● **EXERCISE INSTRUCTIONS**: Set down the material below word for word, excluding the pictures.

* START SUPPLIED INFORMATION *

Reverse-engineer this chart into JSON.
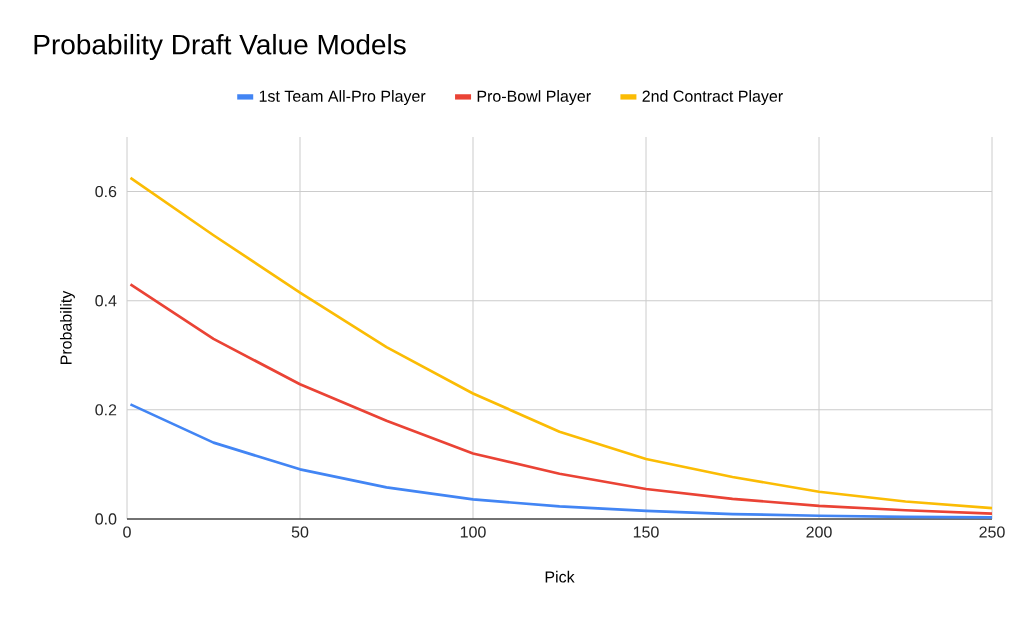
{
  "chart_data": {
    "type": "line",
    "title": "Probability Draft Value Models",
    "xlabel": "Pick",
    "ylabel": "Probability",
    "x": [
      1,
      25,
      50,
      75,
      100,
      125,
      150,
      175,
      200,
      225,
      250
    ],
    "series": [
      {
        "name": "1st Team All-Pro Player",
        "color": "#4285f4",
        "values": [
          0.21,
          0.14,
          0.091,
          0.058,
          0.036,
          0.023,
          0.015,
          0.009,
          0.006,
          0.004,
          0.003
        ]
      },
      {
        "name": "Pro-Bowl Player",
        "color": "#ea4335",
        "values": [
          0.43,
          0.33,
          0.247,
          0.18,
          0.12,
          0.083,
          0.055,
          0.037,
          0.024,
          0.016,
          0.01
        ]
      },
      {
        "name": "2nd Contract Player",
        "color": "#fbbc04",
        "values": [
          0.625,
          0.52,
          0.415,
          0.315,
          0.23,
          0.16,
          0.11,
          0.077,
          0.05,
          0.032,
          0.02
        ]
      }
    ],
    "xlim": [
      0,
      250
    ],
    "ylim": [
      0,
      0.7
    ],
    "xticks": [
      0,
      50,
      100,
      150,
      200,
      250
    ],
    "yticks": [
      {
        "value": 0,
        "label": "0.0"
      },
      {
        "value": 0.2,
        "label": "0.2"
      },
      {
        "value": 0.4,
        "label": "0.4"
      },
      {
        "value": 0.6,
        "label": "0.6"
      }
    ],
    "grid": true,
    "legend": "top",
    "marker": "none",
    "line_style": "solid"
  }
}
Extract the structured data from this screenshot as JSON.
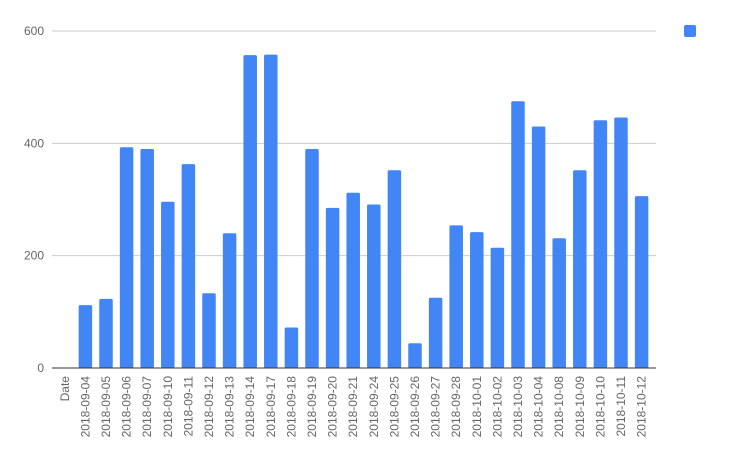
{
  "chart_data": {
    "type": "bar",
    "categories": [
      "Date",
      "2018-09-04",
      "2018-09-05",
      "2018-09-06",
      "2018-09-07",
      "2018-09-10",
      "2018-09-11",
      "2018-09-12",
      "2018-09-13",
      "2018-09-14",
      "2018-09-17",
      "2018-09-18",
      "2018-09-19",
      "2018-09-20",
      "2018-09-21",
      "2018-09-24",
      "2018-09-25",
      "2018-09-26",
      "2018-09-27",
      "2018-09-28",
      "2018-10-01",
      "2018-10-02",
      "2018-10-03",
      "2018-10-04",
      "2018-10-08",
      "2018-10-09",
      "2018-10-10",
      "2018-10-11",
      "2018-10-12"
    ],
    "values": [
      null,
      112,
      123,
      393,
      390,
      296,
      363,
      133,
      240,
      557,
      558,
      72,
      390,
      285,
      312,
      291,
      352,
      44,
      125,
      254,
      242,
      214,
      475,
      430,
      231,
      352,
      441,
      446,
      306
    ],
    "ylim": [
      0,
      600
    ],
    "yticks": [
      0,
      200,
      400,
      600
    ],
    "grid": true,
    "legend": "top-right",
    "color": "#4285f4"
  }
}
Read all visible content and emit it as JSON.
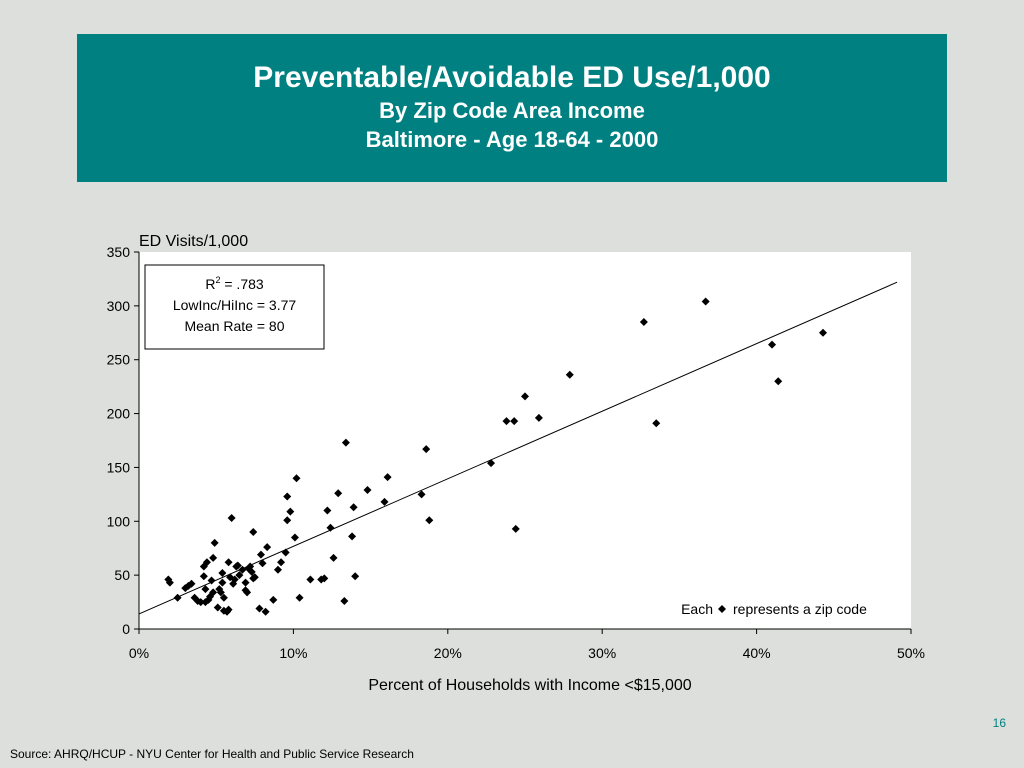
{
  "header": {
    "title": "Preventable/Avoidable ED Use/1,000",
    "subtitle1": "By Zip Code Area Income",
    "subtitle2": "Baltimore - Age 18-64 - 2000"
  },
  "colors": {
    "header_bg": "#008080",
    "page_bg": "#dcdfdb",
    "plot_bg": "#ffffff",
    "marker": "#000000"
  },
  "chart_data": {
    "type": "scatter",
    "ylabel": "ED Visits/1,000",
    "xlabel": "Percent of Households with Income <$15,000",
    "xlim": [
      0,
      0.5
    ],
    "ylim": [
      0,
      350
    ],
    "x_ticks": [
      0,
      0.1,
      0.2,
      0.3,
      0.4,
      0.5
    ],
    "x_tick_labels": [
      "0%",
      "10%",
      "20%",
      "30%",
      "40%",
      "50%"
    ],
    "y_ticks": [
      0,
      50,
      100,
      150,
      200,
      250,
      300,
      350
    ],
    "y_tick_labels": [
      "0",
      "50",
      "100",
      "150",
      "200",
      "250",
      "300",
      "350"
    ],
    "grid": false,
    "marker": "diamond",
    "stats_box": {
      "r2_prefix": "R",
      "r2_sup": "2",
      "r2_value": " = .783",
      "ratio": "LowInc/HiInc = 3.77",
      "mean": "Mean Rate = 80"
    },
    "legend_note": {
      "before": "Each",
      "after": "represents a zip code"
    },
    "trendline": {
      "x": [
        0,
        0.491
      ],
      "y": [
        14,
        322
      ]
    },
    "points": [
      [
        0.019,
        46
      ],
      [
        0.02,
        43
      ],
      [
        0.025,
        29
      ],
      [
        0.03,
        38
      ],
      [
        0.032,
        40
      ],
      [
        0.034,
        42
      ],
      [
        0.036,
        29
      ],
      [
        0.038,
        26
      ],
      [
        0.04,
        25
      ],
      [
        0.042,
        49
      ],
      [
        0.042,
        58
      ],
      [
        0.043,
        37
      ],
      [
        0.043,
        25
      ],
      [
        0.044,
        62
      ],
      [
        0.045,
        27
      ],
      [
        0.046,
        30
      ],
      [
        0.047,
        45
      ],
      [
        0.048,
        66
      ],
      [
        0.048,
        34
      ],
      [
        0.049,
        80
      ],
      [
        0.051,
        20
      ],
      [
        0.052,
        37
      ],
      [
        0.053,
        34
      ],
      [
        0.054,
        43
      ],
      [
        0.054,
        52
      ],
      [
        0.055,
        29
      ],
      [
        0.055,
        17
      ],
      [
        0.057,
        16
      ],
      [
        0.058,
        18
      ],
      [
        0.058,
        62
      ],
      [
        0.059,
        48
      ],
      [
        0.06,
        103
      ],
      [
        0.061,
        42
      ],
      [
        0.062,
        46
      ],
      [
        0.063,
        58
      ],
      [
        0.064,
        59
      ],
      [
        0.065,
        50
      ],
      [
        0.067,
        55
      ],
      [
        0.069,
        43
      ],
      [
        0.069,
        36
      ],
      [
        0.07,
        34
      ],
      [
        0.071,
        56
      ],
      [
        0.072,
        58
      ],
      [
        0.073,
        53
      ],
      [
        0.074,
        47
      ],
      [
        0.074,
        90
      ],
      [
        0.075,
        48
      ],
      [
        0.078,
        19
      ],
      [
        0.079,
        69
      ],
      [
        0.08,
        61
      ],
      [
        0.082,
        16
      ],
      [
        0.083,
        76
      ],
      [
        0.087,
        27
      ],
      [
        0.09,
        55
      ],
      [
        0.092,
        62
      ],
      [
        0.095,
        71
      ],
      [
        0.096,
        101
      ],
      [
        0.096,
        123
      ],
      [
        0.098,
        109
      ],
      [
        0.101,
        85
      ],
      [
        0.102,
        140
      ],
      [
        0.104,
        29
      ],
      [
        0.111,
        46
      ],
      [
        0.118,
        46
      ],
      [
        0.12,
        47
      ],
      [
        0.122,
        110
      ],
      [
        0.124,
        94
      ],
      [
        0.126,
        66
      ],
      [
        0.129,
        126
      ],
      [
        0.133,
        26
      ],
      [
        0.134,
        173
      ],
      [
        0.138,
        86
      ],
      [
        0.139,
        113
      ],
      [
        0.14,
        49
      ],
      [
        0.148,
        129
      ],
      [
        0.159,
        118
      ],
      [
        0.161,
        141
      ],
      [
        0.183,
        125
      ],
      [
        0.186,
        167
      ],
      [
        0.188,
        101
      ],
      [
        0.228,
        154
      ],
      [
        0.238,
        193
      ],
      [
        0.243,
        193
      ],
      [
        0.244,
        93
      ],
      [
        0.25,
        216
      ],
      [
        0.259,
        196
      ],
      [
        0.279,
        236
      ],
      [
        0.327,
        285
      ],
      [
        0.335,
        191
      ],
      [
        0.367,
        304
      ],
      [
        0.41,
        264
      ],
      [
        0.414,
        230
      ],
      [
        0.443,
        275
      ]
    ]
  },
  "footer": {
    "page_number": "16",
    "source": "Source:  AHRQ/HCUP - NYU Center for Health and Public Service Research"
  }
}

* END SUPPLIED INFORMATION *

● **FULL RESPONSE**:
Reverse-engineer this chart into JSON.
{
  "chart_data": {
    "type": "line",
    "title": "Probability Draft Value Models",
    "xlabel": "Pick",
    "ylabel": "Probability",
    "x": [
      1,
      25,
      50,
      75,
      100,
      125,
      150,
      175,
      200,
      225,
      250
    ],
    "series": [
      {
        "name": "1st Team All-Pro Player",
        "color": "#4285f4",
        "values": [
          0.21,
          0.14,
          0.091,
          0.058,
          0.036,
          0.023,
          0.015,
          0.009,
          0.006,
          0.004,
          0.003
        ]
      },
      {
        "name": "Pro-Bowl Player",
        "color": "#ea4335",
        "values": [
          0.43,
          0.33,
          0.247,
          0.18,
          0.12,
          0.083,
          0.055,
          0.037,
          0.024,
          0.016,
          0.01
        ]
      },
      {
        "name": "2nd Contract Player",
        "color": "#fbbc04",
        "values": [
          0.625,
          0.52,
          0.415,
          0.315,
          0.23,
          0.16,
          0.11,
          0.077,
          0.05,
          0.032,
          0.02
        ]
      }
    ],
    "xlim": [
      0,
      250
    ],
    "ylim": [
      0,
      0.7
    ],
    "xticks": [
      0,
      50,
      100,
      150,
      200,
      250
    ],
    "yticks": [
      {
        "value": 0,
        "label": "0.0"
      },
      {
        "value": 0.2,
        "label": "0.2"
      },
      {
        "value": 0.4,
        "label": "0.4"
      },
      {
        "value": 0.6,
        "label": "0.6"
      }
    ],
    "grid": true,
    "legend": "top",
    "marker": "none",
    "line_style": "solid"
  }
}
Extract the structured data from this screenshot as JSON.
{
  "chart_data": {
    "type": "bar",
    "categories": [
      "Date",
      "2018-09-04",
      "2018-09-05",
      "2018-09-06",
      "2018-09-07",
      "2018-09-10",
      "2018-09-11",
      "2018-09-12",
      "2018-09-13",
      "2018-09-14",
      "2018-09-17",
      "2018-09-18",
      "2018-09-19",
      "2018-09-20",
      "2018-09-21",
      "2018-09-24",
      "2018-09-25",
      "2018-09-26",
      "2018-09-27",
      "2018-09-28",
      "2018-10-01",
      "2018-10-02",
      "2018-10-03",
      "2018-10-04",
      "2018-10-08",
      "2018-10-09",
      "2018-10-10",
      "2018-10-11",
      "2018-10-12"
    ],
    "values": [
      null,
      112,
      123,
      393,
      390,
      296,
      363,
      133,
      240,
      557,
      558,
      72,
      390,
      285,
      312,
      291,
      352,
      44,
      125,
      254,
      242,
      214,
      475,
      430,
      231,
      352,
      441,
      446,
      306
    ],
    "ylim": [
      0,
      600
    ],
    "yticks": [
      0,
      200,
      400,
      600
    ],
    "grid": true,
    "legend": "top-right",
    "color": "#4285f4"
  }
}
Read all visible content and emit it as JSON.
{
  "header": {
    "title": "Preventable/Avoidable ED Use/1,000",
    "subtitle1": "By Zip Code Area Income",
    "subtitle2": "Baltimore - Age 18-64 - 2000"
  },
  "colors": {
    "header_bg": "#008080",
    "page_bg": "#dcdfdb",
    "plot_bg": "#ffffff",
    "marker": "#000000"
  },
  "chart_data": {
    "type": "scatter",
    "ylabel": "ED Visits/1,000",
    "xlabel": "Percent of Households with Income <$15,000",
    "xlim": [
      0,
      0.5
    ],
    "ylim": [
      0,
      350
    ],
    "x_ticks": [
      0,
      0.1,
      0.2,
      0.3,
      0.4,
      0.5
    ],
    "x_tick_labels": [
      "0%",
      "10%",
      "20%",
      "30%",
      "40%",
      "50%"
    ],
    "y_ticks": [
      0,
      50,
      100,
      150,
      200,
      250,
      300,
      350
    ],
    "y_tick_labels": [
      "0",
      "50",
      "100",
      "150",
      "200",
      "250",
      "300",
      "350"
    ],
    "grid": false,
    "marker": "diamond",
    "stats_box": {
      "r2_prefix": "R",
      "r2_sup": "2",
      "r2_value": " = .783",
      "ratio": "LowInc/HiInc = 3.77",
      "mean": "Mean Rate = 80"
    },
    "legend_note": {
      "before": "Each",
      "after": "represents a zip code"
    },
    "trendline": {
      "x": [
        0,
        0.491
      ],
      "y": [
        14,
        322
      ]
    },
    "points": [
      [
        0.019,
        46
      ],
      [
        0.02,
        43
      ],
      [
        0.025,
        29
      ],
      [
        0.03,
        38
      ],
      [
        0.032,
        40
      ],
      [
        0.034,
        42
      ],
      [
        0.036,
        29
      ],
      [
        0.038,
        26
      ],
      [
        0.04,
        25
      ],
      [
        0.042,
        49
      ],
      [
        0.042,
        58
      ],
      [
        0.043,
        37
      ],
      [
        0.043,
        25
      ],
      [
        0.044,
        62
      ],
      [
        0.045,
        27
      ],
      [
        0.046,
        30
      ],
      [
        0.047,
        45
      ],
      [
        0.048,
        66
      ],
      [
        0.048,
        34
      ],
      [
        0.049,
        80
      ],
      [
        0.051,
        20
      ],
      [
        0.052,
        37
      ],
      [
        0.053,
        34
      ],
      [
        0.054,
        43
      ],
      [
        0.054,
        52
      ],
      [
        0.055,
        29
      ],
      [
        0.055,
        17
      ],
      [
        0.057,
        16
      ],
      [
        0.058,
        18
      ],
      [
        0.058,
        62
      ],
      [
        0.059,
        48
      ],
      [
        0.06,
        103
      ],
      [
        0.061,
        42
      ],
      [
        0.062,
        46
      ],
      [
        0.063,
        58
      ],
      [
        0.064,
        59
      ],
      [
        0.065,
        50
      ],
      [
        0.067,
        55
      ],
      [
        0.069,
        43
      ],
      [
        0.069,
        36
      ],
      [
        0.07,
        34
      ],
      [
        0.071,
        56
      ],
      [
        0.072,
        58
      ],
      [
        0.073,
        53
      ],
      [
        0.074,
        47
      ],
      [
        0.074,
        90
      ],
      [
        0.075,
        48
      ],
      [
        0.078,
        19
      ],
      [
        0.079,
        69
      ],
      [
        0.08,
        61
      ],
      [
        0.082,
        16
      ],
      [
        0.083,
        76
      ],
      [
        0.087,
        27
      ],
      [
        0.09,
        55
      ],
      [
        0.092,
        62
      ],
      [
        0.095,
        71
      ],
      [
        0.096,
        101
      ],
      [
        0.096,
        123
      ],
      [
        0.098,
        109
      ],
      [
        0.101,
        85
      ],
      [
        0.102,
        140
      ],
      [
        0.104,
        29
      ],
      [
        0.111,
        46
      ],
      [
        0.118,
        46
      ],
      [
        0.12,
        47
      ],
      [
        0.122,
        110
      ],
      [
        0.124,
        94
      ],
      [
        0.126,
        66
      ],
      [
        0.129,
        126
      ],
      [
        0.133,
        26
      ],
      [
        0.134,
        173
      ],
      [
        0.138,
        86
      ],
      [
        0.139,
        113
      ],
      [
        0.14,
        49
      ],
      [
        0.148,
        129
      ],
      [
        0.159,
        118
      ],
      [
        0.161,
        141
      ],
      [
        0.183,
        125
      ],
      [
        0.186,
        167
      ],
      [
        0.188,
        101
      ],
      [
        0.228,
        154
      ],
      [
        0.238,
        193
      ],
      [
        0.243,
        193
      ],
      [
        0.244,
        93
      ],
      [
        0.25,
        216
      ],
      [
        0.259,
        196
      ],
      [
        0.279,
        236
      ],
      [
        0.327,
        285
      ],
      [
        0.335,
        191
      ],
      [
        0.367,
        304
      ],
      [
        0.41,
        264
      ],
      [
        0.414,
        230
      ],
      [
        0.443,
        275
      ]
    ]
  },
  "footer": {
    "page_number": "16",
    "source": "Source:  AHRQ/HCUP - NYU Center for Health and Public Service Research"
  }
}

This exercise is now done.